*EXERCISE MATERIALS*

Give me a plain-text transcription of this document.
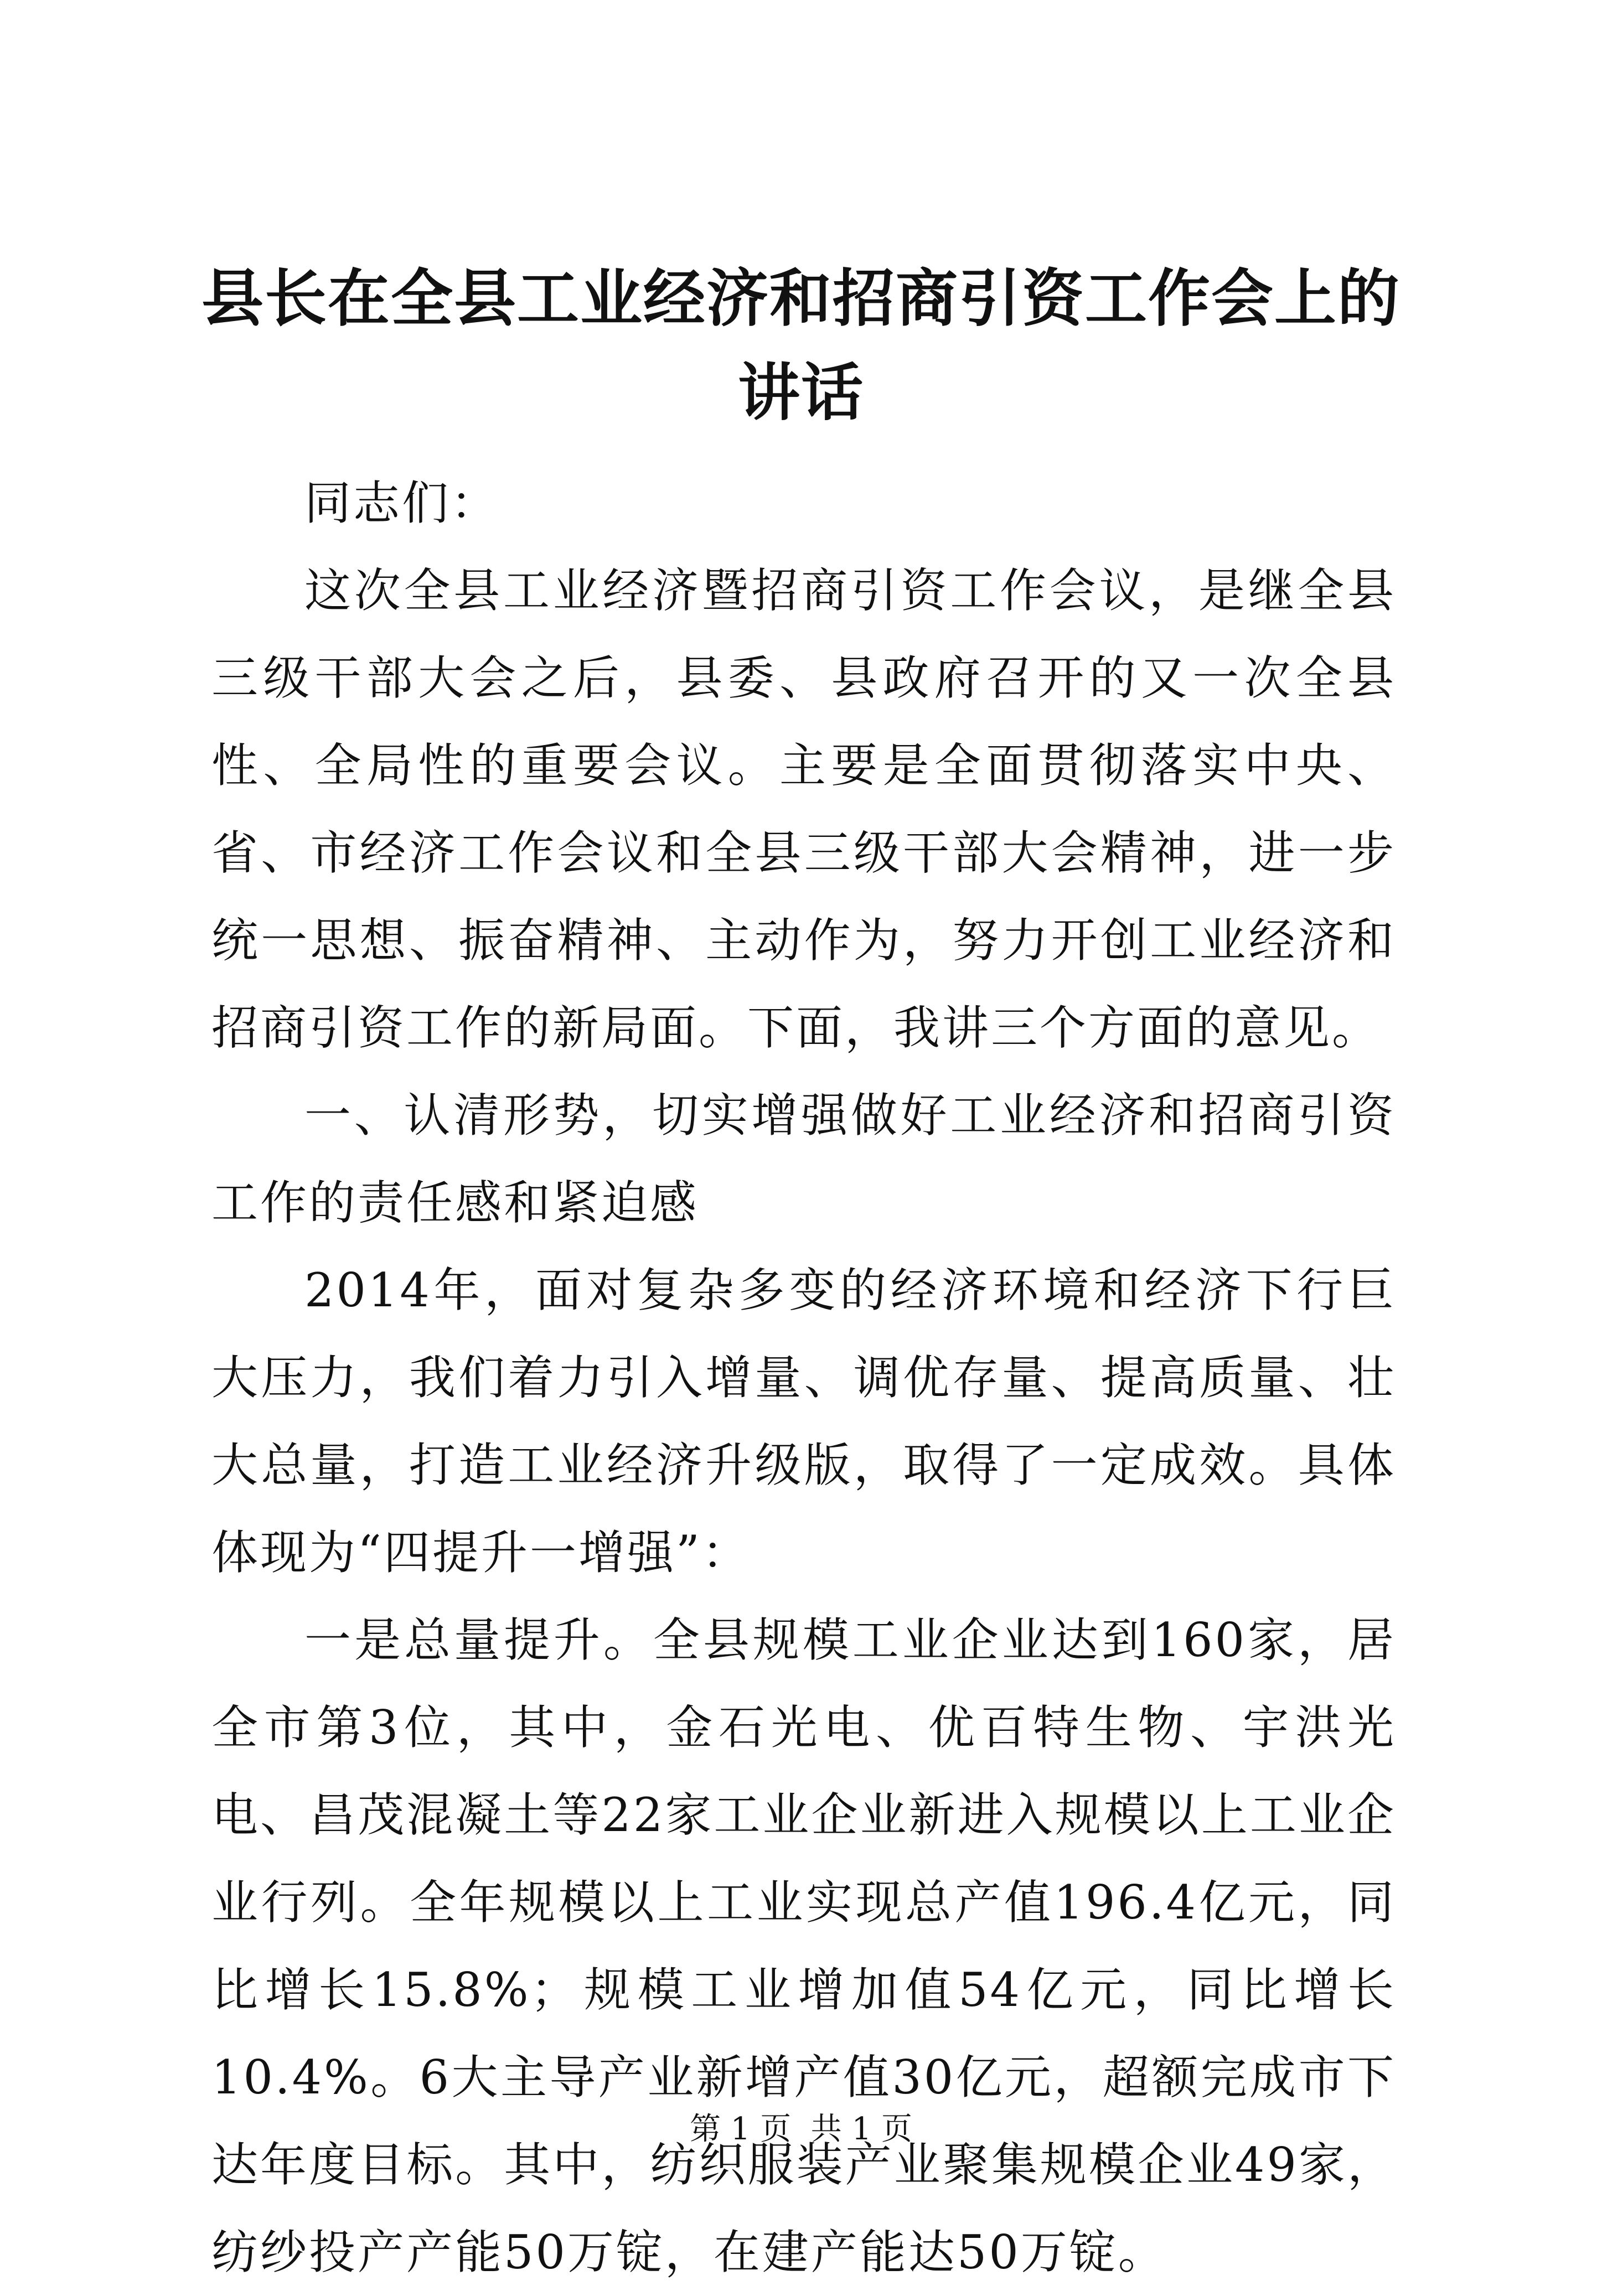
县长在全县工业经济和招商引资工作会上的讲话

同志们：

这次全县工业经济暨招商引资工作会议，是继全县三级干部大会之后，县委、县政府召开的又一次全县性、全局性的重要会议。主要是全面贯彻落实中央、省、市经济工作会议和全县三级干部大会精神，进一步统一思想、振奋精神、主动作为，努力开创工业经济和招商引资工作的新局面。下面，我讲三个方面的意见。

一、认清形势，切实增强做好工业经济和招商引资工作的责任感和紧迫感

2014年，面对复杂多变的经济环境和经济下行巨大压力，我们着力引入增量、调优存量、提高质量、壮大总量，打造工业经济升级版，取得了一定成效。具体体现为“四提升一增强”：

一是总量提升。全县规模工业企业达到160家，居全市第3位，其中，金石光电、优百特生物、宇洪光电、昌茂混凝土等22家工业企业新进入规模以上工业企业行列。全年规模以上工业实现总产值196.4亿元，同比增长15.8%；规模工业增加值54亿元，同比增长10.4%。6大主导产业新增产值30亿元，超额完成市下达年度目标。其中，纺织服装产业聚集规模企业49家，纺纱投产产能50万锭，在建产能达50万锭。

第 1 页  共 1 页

*STATED TASK*
All the material shown above is to be copied exactly, with no pictures carried over.

*FINAL ANSWER*
Give me a plain-text transcription of this document.
县长在全县工业经济和招商引资工作会上的讲话

同志们：

这次全县工业经济暨招商引资工作会议，是继全县三级干部大会之后，县委、县政府召开的又一次全县性、全局性的重要会议。主要是全面贯彻落实中央、省、市经济工作会议和全县三级干部大会精神，进一步统一思想、振奋精神、主动作为，努力开创工业经济和招商引资工作的新局面。下面，我讲三个方面的意见。

一、认清形势，切实增强做好工业经济和招商引资工作的责任感和紧迫感

2014年，面对复杂多变的经济环境和经济下行巨大压力，我们着力引入增量、调优存量、提高质量、壮大总量，打造工业经济升级版，取得了一定成效。具体体现为“四提升一增强”：

一是总量提升。全县规模工业企业达到160家，居全市第3位，其中，金石光电、优百特生物、宇洪光电、昌茂混凝土等22家工业企业新进入规模以上工业企业行列。全年规模以上工业实现总产值196.4亿元，同比增长15.8%；规模工业增加值54亿元，同比增长10.4%。6大主导产业新增产值30亿元，超额完成市下达年度目标。其中，纺织服装产业聚集规模企业49家，纺纱投产产能50万锭，在建产能达50万锭。

第 1 页  共 1 页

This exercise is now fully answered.